Stored items
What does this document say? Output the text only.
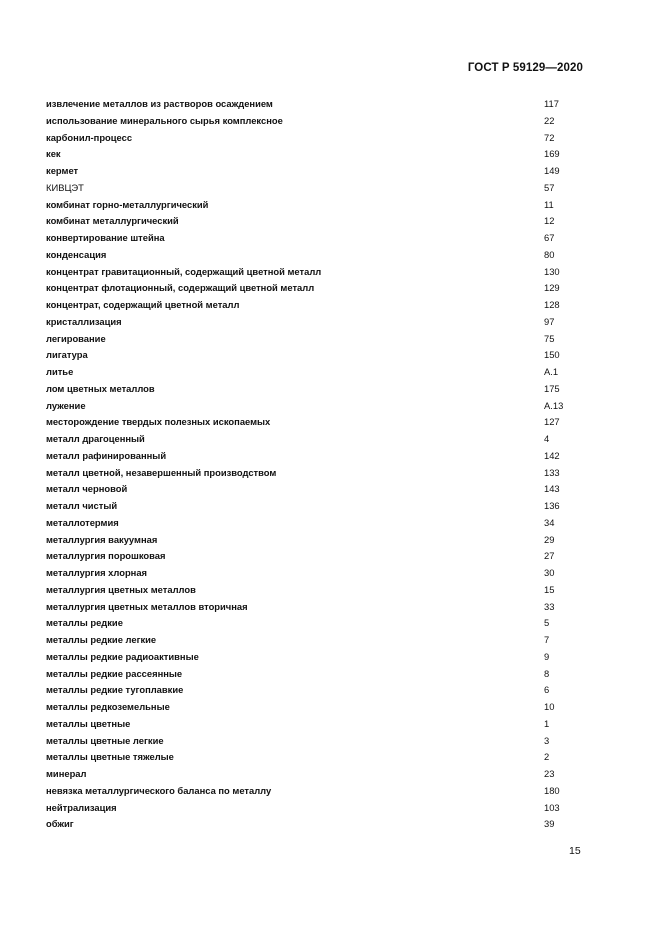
ГОСТ Р 59129—2020
извлечение металлов из растворов осаждением	117
использование минерального сырья комплексное	22
карбонил-процесс	72
кек	169
кермет	149
КИВЦЭТ	57
комбинат горно-металлургический	11
комбинат металлургический	12
конвертирование штейна	67
конденсация	80
концентрат гравитационный, содержащий цветной металл	130
концентрат флотационный, содержащий цветной металл	129
концентрат, содержащий цветной металл	128
кристаллизация	97
легирование	75
лигатура	150
литье	А.1
лом цветных металлов	175
лужение	А.13
месторождение твердых полезных ископаемых	127
металл драгоценный	4
металл рафинированный	142
металл цветной, незавершенный производством	133
металл черновой	143
металл чистый	136
металлотермия	34
металлургия вакуумная	29
металлургия порошковая	27
металлургия хлорная	30
металлургия цветных металлов	15
металлургия цветных металлов вторичная	33
металлы редкие	5
металлы редкие легкие	7
металлы редкие радиоактивные	9
металлы редкие рассеянные	8
металлы редкие тугоплавкие	6
металлы редкоземельные	10
металлы цветные	1
металлы цветные легкие	3
металлы цветные тяжелые	2
минерал	23
невязка металлургического баланса по металлу	180
нейтрализация	103
обжиг	39
15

### DIRECTION
Restate the entire listing word for word, excluding pictures.

### TASK SOLUTION
What does this document say? Output the text only.
ГОСТ Р 59129—2020
извлечение металлов из растворов осаждением	117
использование минерального сырья комплексное	22
карбонил-процесс	72
кек	169
кермет	149
КИВЦЭТ	57
комбинат горно-металлургический	11
комбинат металлургический	12
конвертирование штейна	67
конденсация	80
концентрат гравитационный, содержащий цветной металл	130
концентрат флотационный, содержащий цветной металл	129
концентрат, содержащий цветной металл	128
кристаллизация	97
легирование	75
лигатура	150
литье	А.1
лом цветных металлов	175
лужение	А.13
месторождение твердых полезных ископаемых	127
металл драгоценный	4
металл рафинированный	142
металл цветной, незавершенный производством	133
металл черновой	143
металл чистый	136
металлотермия	34
металлургия вакуумная	29
металлургия порошковая	27
металлургия хлорная	30
металлургия цветных металлов	15
металлургия цветных металлов вторичная	33
металлы редкие	5
металлы редкие легкие	7
металлы редкие радиоактивные	9
металлы редкие рассеянные	8
металлы редкие тугоплавкие	6
металлы редкоземельные	10
металлы цветные	1
металлы цветные легкие	3
металлы цветные тяжелые	2
минерал	23
невязка металлургического баланса по металлу	180
нейтрализация	103
обжиг	39
15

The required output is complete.